Problem details -> Copy out every line that contains "ISM製造業和非製造業指數變化".

* start Information given *

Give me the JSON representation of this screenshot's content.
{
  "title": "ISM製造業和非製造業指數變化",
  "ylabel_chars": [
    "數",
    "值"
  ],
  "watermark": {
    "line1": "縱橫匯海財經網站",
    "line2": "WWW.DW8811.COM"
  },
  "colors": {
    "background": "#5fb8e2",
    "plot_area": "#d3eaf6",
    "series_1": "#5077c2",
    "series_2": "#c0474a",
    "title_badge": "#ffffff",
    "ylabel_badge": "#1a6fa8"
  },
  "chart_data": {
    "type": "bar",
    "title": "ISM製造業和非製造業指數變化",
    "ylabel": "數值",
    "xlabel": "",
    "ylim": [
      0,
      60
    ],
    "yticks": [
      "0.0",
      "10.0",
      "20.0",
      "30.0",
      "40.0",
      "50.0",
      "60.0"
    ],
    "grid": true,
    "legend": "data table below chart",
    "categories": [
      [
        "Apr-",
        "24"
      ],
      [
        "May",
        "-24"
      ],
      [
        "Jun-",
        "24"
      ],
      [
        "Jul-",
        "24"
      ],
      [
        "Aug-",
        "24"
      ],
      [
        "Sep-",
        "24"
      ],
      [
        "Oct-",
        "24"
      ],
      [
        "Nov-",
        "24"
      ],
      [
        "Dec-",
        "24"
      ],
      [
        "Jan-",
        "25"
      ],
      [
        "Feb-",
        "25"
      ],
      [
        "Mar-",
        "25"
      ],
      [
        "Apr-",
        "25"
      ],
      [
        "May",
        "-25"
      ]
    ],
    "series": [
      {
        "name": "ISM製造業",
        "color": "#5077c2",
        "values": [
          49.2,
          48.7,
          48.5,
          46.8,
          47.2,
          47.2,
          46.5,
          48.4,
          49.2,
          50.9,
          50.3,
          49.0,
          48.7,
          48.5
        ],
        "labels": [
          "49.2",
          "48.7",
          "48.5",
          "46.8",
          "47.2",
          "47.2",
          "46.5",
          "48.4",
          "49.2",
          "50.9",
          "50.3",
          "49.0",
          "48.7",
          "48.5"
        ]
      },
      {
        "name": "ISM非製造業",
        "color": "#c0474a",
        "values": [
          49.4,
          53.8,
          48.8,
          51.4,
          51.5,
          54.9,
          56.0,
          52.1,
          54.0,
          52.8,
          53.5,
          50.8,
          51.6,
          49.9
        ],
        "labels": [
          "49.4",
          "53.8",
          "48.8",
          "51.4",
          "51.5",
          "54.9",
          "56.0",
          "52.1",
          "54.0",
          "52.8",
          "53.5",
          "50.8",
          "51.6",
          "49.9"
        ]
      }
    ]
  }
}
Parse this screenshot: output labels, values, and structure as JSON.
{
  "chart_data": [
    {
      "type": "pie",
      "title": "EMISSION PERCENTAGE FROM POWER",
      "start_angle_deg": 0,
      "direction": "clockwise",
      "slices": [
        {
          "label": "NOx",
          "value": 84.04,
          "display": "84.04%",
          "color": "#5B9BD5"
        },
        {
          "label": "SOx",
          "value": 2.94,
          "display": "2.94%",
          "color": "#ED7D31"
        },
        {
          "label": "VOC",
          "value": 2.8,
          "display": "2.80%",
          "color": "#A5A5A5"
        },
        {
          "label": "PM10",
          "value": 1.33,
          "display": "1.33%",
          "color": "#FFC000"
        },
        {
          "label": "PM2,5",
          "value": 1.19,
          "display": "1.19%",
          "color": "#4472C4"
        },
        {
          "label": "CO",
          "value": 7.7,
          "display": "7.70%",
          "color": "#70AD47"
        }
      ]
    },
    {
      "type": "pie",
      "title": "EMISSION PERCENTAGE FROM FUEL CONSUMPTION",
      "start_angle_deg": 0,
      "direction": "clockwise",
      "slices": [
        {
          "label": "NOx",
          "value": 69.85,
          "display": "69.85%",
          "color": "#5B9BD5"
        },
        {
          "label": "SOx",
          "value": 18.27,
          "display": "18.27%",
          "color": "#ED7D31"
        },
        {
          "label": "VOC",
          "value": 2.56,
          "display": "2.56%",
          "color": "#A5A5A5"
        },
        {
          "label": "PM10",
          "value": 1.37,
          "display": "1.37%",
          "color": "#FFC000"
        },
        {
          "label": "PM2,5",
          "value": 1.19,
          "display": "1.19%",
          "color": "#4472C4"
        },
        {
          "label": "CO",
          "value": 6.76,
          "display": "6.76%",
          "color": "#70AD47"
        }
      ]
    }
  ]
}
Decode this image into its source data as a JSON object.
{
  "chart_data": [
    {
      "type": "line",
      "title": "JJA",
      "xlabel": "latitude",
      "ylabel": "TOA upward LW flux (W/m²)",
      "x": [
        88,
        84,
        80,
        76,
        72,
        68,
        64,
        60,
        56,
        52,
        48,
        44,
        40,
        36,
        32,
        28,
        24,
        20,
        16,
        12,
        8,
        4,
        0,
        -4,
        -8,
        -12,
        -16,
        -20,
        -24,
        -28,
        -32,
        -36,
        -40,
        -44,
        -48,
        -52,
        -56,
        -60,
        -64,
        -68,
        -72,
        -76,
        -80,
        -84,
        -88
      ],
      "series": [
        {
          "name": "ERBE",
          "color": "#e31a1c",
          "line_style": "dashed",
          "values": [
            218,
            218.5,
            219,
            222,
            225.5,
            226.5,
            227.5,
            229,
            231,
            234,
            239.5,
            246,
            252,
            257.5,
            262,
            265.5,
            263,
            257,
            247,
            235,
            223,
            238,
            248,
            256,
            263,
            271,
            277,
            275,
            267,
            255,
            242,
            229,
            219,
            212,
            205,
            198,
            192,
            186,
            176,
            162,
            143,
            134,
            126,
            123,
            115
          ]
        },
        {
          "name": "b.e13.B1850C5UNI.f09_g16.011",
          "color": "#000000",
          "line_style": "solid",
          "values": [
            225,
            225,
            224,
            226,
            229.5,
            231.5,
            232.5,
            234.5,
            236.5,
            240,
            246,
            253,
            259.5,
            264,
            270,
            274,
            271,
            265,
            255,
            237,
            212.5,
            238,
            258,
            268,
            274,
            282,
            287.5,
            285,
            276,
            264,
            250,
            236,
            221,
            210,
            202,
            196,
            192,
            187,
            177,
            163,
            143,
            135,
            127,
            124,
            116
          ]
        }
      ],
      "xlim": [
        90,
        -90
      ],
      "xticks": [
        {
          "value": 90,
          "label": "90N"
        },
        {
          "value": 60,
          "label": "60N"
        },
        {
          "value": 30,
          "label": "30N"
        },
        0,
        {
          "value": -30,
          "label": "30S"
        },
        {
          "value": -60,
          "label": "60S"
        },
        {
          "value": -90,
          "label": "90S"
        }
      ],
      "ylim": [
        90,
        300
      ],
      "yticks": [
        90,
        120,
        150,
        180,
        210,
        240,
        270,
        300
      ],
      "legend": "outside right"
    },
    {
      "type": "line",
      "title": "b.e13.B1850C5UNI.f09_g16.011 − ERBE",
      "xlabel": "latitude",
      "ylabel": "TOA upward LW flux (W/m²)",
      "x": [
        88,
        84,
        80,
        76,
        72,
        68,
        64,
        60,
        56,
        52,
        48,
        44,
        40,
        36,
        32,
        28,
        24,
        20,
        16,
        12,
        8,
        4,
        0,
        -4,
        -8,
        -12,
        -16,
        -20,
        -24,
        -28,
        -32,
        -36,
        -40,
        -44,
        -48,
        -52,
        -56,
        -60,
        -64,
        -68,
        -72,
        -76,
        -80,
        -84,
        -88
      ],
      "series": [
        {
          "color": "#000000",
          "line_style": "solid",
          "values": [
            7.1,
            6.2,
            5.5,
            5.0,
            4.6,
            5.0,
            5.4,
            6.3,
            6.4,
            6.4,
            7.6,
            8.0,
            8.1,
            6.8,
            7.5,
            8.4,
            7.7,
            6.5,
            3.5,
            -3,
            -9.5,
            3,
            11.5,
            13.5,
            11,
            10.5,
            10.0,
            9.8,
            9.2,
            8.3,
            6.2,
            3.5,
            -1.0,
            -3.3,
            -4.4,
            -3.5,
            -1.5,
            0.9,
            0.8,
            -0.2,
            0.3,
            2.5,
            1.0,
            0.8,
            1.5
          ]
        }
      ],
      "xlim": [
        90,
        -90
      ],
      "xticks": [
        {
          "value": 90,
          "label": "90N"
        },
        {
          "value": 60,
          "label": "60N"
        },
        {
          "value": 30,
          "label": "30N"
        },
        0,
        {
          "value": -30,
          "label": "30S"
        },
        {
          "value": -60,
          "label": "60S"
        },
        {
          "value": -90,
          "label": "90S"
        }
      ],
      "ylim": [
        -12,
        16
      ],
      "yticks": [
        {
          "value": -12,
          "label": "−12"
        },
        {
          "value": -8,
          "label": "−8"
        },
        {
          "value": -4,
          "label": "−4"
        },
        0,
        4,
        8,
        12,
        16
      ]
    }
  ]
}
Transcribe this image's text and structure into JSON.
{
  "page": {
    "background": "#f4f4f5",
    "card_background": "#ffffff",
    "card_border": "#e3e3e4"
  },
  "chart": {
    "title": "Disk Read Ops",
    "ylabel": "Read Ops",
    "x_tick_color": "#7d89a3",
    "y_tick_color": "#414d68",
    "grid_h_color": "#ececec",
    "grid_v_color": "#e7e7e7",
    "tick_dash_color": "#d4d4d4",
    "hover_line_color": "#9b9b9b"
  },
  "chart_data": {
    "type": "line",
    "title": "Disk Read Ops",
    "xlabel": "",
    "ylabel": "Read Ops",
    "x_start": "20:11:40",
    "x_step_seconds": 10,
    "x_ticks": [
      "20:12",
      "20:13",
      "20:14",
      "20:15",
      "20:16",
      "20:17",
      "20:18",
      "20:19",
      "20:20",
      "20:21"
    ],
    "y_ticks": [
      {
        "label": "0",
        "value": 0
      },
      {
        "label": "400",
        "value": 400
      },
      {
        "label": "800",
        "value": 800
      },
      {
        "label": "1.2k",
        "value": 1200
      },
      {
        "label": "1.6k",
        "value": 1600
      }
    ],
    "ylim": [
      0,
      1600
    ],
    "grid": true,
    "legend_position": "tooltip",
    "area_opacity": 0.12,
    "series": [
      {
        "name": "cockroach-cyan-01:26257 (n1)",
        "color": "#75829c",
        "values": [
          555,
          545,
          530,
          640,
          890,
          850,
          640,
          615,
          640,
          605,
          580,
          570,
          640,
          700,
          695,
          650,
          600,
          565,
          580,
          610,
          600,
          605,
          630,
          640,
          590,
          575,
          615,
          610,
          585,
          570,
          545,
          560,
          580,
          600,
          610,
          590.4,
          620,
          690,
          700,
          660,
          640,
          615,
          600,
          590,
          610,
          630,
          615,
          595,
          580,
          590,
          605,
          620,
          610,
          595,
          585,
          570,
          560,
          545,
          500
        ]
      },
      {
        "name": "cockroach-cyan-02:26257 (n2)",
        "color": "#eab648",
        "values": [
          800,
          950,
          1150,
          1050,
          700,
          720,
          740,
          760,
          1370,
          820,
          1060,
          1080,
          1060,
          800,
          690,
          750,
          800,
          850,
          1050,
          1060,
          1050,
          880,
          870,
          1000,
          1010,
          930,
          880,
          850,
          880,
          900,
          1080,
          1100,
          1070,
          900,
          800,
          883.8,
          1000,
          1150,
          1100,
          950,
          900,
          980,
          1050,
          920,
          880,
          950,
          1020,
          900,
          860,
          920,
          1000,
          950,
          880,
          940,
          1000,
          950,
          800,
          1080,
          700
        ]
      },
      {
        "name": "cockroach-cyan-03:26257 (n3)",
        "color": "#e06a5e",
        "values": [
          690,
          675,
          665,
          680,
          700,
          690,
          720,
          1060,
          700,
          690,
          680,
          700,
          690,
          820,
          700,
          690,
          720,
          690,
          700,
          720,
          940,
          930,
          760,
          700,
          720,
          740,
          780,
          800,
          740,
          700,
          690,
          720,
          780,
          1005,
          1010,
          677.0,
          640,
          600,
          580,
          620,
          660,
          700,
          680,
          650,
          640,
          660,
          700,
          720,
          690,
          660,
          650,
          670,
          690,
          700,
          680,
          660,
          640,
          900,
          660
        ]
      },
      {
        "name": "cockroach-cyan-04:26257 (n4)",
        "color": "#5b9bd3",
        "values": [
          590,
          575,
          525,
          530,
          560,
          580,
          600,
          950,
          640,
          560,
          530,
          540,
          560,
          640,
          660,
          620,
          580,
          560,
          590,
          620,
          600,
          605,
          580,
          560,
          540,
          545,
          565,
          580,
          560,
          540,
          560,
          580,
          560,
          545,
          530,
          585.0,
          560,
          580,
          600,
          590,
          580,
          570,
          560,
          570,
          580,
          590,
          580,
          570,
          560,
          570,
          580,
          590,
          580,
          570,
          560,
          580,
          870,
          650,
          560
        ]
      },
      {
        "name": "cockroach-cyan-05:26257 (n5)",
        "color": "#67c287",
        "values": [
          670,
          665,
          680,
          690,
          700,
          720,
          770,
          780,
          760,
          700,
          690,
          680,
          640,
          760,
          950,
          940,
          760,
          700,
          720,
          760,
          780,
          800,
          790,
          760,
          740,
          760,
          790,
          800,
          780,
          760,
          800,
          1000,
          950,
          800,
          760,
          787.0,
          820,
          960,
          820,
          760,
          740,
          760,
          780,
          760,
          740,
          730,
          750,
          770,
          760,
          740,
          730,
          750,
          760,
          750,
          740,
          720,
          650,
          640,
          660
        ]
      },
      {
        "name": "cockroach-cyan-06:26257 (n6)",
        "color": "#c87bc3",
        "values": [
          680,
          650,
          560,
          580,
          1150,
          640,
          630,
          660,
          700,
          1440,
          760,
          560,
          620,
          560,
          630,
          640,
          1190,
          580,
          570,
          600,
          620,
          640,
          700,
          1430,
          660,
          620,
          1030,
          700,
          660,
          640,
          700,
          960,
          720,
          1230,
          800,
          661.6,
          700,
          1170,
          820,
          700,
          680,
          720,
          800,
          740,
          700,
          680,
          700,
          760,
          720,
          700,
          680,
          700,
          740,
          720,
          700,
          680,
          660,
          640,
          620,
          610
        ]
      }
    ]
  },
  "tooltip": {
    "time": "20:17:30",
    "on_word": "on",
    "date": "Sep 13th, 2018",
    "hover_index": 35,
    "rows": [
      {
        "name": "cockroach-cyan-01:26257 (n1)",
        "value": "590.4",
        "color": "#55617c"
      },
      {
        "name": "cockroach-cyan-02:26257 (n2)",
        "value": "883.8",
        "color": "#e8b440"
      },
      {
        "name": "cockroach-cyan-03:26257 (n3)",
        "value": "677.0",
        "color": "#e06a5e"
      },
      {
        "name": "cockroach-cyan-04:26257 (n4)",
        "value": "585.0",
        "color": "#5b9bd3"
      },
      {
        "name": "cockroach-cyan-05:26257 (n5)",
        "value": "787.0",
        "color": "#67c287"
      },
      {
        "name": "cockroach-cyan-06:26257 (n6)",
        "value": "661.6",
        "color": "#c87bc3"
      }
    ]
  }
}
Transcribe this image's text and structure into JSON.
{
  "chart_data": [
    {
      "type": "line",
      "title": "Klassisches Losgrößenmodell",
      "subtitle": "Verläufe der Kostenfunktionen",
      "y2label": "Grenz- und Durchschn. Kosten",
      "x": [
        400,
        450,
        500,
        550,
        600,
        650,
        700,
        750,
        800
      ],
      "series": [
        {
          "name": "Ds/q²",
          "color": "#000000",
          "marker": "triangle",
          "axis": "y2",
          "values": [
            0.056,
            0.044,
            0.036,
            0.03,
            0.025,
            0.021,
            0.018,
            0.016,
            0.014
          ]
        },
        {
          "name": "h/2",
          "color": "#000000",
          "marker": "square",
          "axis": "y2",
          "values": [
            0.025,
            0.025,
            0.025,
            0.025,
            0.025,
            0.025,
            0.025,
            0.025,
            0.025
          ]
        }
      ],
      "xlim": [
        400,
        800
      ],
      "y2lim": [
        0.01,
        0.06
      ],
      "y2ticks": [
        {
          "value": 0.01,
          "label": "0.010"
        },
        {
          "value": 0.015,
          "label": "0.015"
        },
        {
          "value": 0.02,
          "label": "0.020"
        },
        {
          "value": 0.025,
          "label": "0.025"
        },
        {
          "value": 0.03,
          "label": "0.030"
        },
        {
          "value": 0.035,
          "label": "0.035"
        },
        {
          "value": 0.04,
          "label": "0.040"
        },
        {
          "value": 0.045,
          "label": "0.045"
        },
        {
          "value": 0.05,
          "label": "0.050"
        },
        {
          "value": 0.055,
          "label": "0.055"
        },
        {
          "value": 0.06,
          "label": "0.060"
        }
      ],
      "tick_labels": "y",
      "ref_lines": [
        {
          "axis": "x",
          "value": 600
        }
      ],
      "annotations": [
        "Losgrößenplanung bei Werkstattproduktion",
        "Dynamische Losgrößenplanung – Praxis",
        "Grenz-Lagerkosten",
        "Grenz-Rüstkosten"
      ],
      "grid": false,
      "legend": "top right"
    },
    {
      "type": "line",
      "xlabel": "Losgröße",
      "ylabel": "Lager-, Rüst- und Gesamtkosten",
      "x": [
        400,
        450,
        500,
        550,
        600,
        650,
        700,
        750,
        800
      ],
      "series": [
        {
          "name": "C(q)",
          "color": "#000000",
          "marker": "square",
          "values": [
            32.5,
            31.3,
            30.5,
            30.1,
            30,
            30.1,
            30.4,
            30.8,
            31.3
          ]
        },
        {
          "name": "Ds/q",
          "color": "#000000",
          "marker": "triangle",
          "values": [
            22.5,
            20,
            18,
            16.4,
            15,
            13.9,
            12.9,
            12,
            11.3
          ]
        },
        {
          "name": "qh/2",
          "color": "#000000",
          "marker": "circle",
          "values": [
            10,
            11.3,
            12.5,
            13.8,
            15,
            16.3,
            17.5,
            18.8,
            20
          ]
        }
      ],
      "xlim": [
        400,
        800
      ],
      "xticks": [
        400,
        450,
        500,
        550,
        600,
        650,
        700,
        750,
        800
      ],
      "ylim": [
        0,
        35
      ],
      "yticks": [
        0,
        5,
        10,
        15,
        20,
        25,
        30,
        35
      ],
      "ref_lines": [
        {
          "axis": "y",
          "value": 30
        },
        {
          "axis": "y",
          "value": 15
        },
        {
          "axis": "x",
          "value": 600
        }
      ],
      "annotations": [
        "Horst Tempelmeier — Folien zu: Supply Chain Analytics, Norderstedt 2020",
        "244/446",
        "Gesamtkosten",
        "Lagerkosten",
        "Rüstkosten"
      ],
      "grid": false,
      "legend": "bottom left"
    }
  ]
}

* end Information given *

Reply ->
  "title": "ISM製造業和非製造業指數變化",
    "title": "ISM製造業和非製造業指數變化",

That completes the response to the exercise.